* **GIVEN INFORMATION**:

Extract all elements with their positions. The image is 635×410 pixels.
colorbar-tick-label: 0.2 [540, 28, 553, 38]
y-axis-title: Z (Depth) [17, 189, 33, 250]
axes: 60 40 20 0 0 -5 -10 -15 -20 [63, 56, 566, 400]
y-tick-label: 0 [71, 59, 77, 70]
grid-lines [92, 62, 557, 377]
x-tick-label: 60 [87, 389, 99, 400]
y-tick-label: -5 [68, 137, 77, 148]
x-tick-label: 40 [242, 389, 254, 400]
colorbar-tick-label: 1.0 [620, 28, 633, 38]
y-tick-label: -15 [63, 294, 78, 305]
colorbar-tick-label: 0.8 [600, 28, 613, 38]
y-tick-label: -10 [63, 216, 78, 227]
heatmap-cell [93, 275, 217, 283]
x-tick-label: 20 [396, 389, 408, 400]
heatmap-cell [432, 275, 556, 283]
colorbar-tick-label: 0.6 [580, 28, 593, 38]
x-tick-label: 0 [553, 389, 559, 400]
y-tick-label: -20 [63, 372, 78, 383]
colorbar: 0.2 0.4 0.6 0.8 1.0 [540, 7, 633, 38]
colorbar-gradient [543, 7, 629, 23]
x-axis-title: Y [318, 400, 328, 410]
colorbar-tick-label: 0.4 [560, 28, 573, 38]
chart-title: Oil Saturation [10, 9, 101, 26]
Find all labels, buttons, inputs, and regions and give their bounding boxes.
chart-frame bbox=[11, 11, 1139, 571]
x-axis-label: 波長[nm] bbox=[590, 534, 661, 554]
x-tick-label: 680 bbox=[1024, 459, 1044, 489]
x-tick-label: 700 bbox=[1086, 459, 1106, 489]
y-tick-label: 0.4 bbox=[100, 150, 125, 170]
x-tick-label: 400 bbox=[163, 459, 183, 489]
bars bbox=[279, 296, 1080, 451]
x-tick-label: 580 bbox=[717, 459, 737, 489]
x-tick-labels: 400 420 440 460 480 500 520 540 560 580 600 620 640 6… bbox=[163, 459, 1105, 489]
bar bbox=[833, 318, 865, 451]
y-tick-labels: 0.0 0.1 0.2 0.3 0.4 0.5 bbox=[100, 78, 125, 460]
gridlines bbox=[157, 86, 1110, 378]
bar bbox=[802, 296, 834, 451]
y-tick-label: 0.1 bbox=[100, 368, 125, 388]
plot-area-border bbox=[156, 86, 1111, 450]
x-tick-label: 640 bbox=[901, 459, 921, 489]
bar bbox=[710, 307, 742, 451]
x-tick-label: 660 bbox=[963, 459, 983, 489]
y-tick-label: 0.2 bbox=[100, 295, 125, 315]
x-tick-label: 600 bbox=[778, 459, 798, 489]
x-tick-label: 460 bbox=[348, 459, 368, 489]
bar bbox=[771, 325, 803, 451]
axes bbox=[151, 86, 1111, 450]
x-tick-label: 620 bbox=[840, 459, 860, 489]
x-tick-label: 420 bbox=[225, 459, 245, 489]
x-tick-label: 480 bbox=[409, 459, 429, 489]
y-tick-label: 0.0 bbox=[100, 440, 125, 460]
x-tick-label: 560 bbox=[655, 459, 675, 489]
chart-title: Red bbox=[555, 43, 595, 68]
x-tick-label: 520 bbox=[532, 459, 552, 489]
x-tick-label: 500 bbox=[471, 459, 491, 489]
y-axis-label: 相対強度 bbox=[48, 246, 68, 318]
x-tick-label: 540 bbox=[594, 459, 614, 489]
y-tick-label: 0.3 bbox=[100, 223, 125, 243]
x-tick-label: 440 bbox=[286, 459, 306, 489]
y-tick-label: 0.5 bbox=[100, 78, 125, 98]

* **WHAT IS NEEDED**:
Turn every line of the data above into a Markdown table with two columns, Number and Data line, one row per line, skipping any blank lines.

* **ANSWER TO THE TASK**:
| Number | Data line |
|---|---|
| 1 | Extract all elements with their positions. The image is 635×410 pixels. |
| 2 | colorbar-tick-label: 0.2 [540, 28, 553, 38] |
| 3 | y-axis-title: Z (Depth) [17, 189, 33, 250] |
| 4 | axes: 60 40 20 0 0 -5 -10 -15 -20 [63, 56, 566, 400] |
| 5 | y-tick-label: 0 [71, 59, 77, 70] |
| 6 | grid-lines [92, 62, 557, 377] |
| 7 | x-tick-label: 60 [87, 389, 99, 400] |
| 8 | y-tick-label: -5 [68, 137, 77, 148] |
| 9 | x-tick-label: 40 [242, 389, 254, 400] |
| 10 | colorbar-tick-label: 1.0 [620, 28, 633, 38] |
| 11 | y-tick-label: -15 [63, 294, 78, 305] |
| 12 | colorbar-tick-label: 0.8 [600, 28, 613, 38] |
| 13 | y-tick-label: -10 [63, 216, 78, 227] |
| 14 | heatmap-cell [93, 275, 217, 283] |
| 15 | x-tick-label: 20 [396, 389, 408, 400] |
| 16 | heatmap-cell [432, 275, 556, 283] |
| 17 | colorbar-tick-label: 0.6 [580, 28, 593, 38] |
| 18 | x-tick-label: 0 [553, 389, 559, 400] |
| 19 | y-tick-label: -20 [63, 372, 78, 383] |
| 20 | colorbar: 0.2 0.4 0.6 0.8 1.0 [540, 7, 633, 38] |
| 21 | colorbar-gradient [543, 7, 629, 23] |
| 22 | x-axis-title: Y [318, 400, 328, 410] |
| 23 | colorbar-tick-label: 0.4 [560, 28, 573, 38] |
| 24 | chart-title: Oil Saturation [10, 9, 101, 26] |
| 25 | Find all labels, buttons, inputs, and regions and give their bounding boxes. |
| 26 | chart-frame bbox=[11, 11, 1139, 571] |
| 27 | x-axis-label: 波長[nm] bbox=[590, 534, 661, 554] |
| 28 | x-tick-label: 680 bbox=[1024, 459, 1044, 489] |
| 29 | x-tick-label: 700 bbox=[1086, 459, 1106, 489] |
| 30 | y-tick-label: 0.4 bbox=[100, 150, 125, 170] |
| 31 | x-tick-label: 400 bbox=[163, 459, 183, 489] |
| 32 | bars bbox=[279, 296, 1080, 451] |
| 33 | x-tick-label: 580 bbox=[717, 459, 737, 489] |
| 34 | x-tick-labels: 400 420 440 460 480 500 520 540 560 580 600 620 640 6… bbox=[163, 459, 1105, 489] |
| 35 | bar bbox=[833, 318, 865, 451] |
| 36 | y-tick-labels: 0.0 0.1 0.2 0.3 0.4 0.5 bbox=[100, 78, 125, 460] |
| 37 | gridlines bbox=[157, 86, 1110, 378] |
| 38 | bar bbox=[802, 296, 834, 451] |
| 39 | y-tick-label: 0.1 bbox=[100, 368, 125, 388] |
| 40 | plot-area-border bbox=[156, 86, 1111, 450] |
| 41 | x-tick-label: 640 bbox=[901, 459, 921, 489] |
| 42 | bar bbox=[710, 307, 742, 451] |
| 43 | x-tick-label: 660 bbox=[963, 459, 983, 489] |
| 44 | y-tick-label: 0.2 bbox=[100, 295, 125, 315] |
| 45 | x-tick-label: 600 bbox=[778, 459, 798, 489] |
| 46 | x-tick-label: 460 bbox=[348, 459, 368, 489] |
| 47 | bar bbox=[771, 325, 803, 451] |
| 48 | axes bbox=[151, 86, 1111, 450] |
| 49 | x-tick-label: 620 bbox=[840, 459, 860, 489] |
| 50 | x-tick-label: 420 bbox=[225, 459, 245, 489] |
| 51 | x-tick-label: 480 bbox=[409, 459, 429, 489] |
| 52 | y-tick-label: 0.0 bbox=[100, 440, 125, 460] |
| 53 | x-tick-label: 560 bbox=[655, 459, 675, 489] |
| 54 | chart-title: Red bbox=[555, 43, 595, 68] |
| 55 | x-tick-label: 520 bbox=[532, 459, 552, 489] |
| 56 | x-tick-label: 500 bbox=[471, 459, 491, 489] |
| 57 | y-axis-label: 相対強度 bbox=[48, 246, 68, 318] |
| 58 | x-tick-label: 540 bbox=[594, 459, 614, 489] |
| 59 | y-tick-label: 0.3 bbox=[100, 223, 125, 243] |
| 60 | x-tick-label: 440 bbox=[286, 459, 306, 489] |
| 61 | y-tick-label: 0.5 bbox=[100, 78, 125, 98] |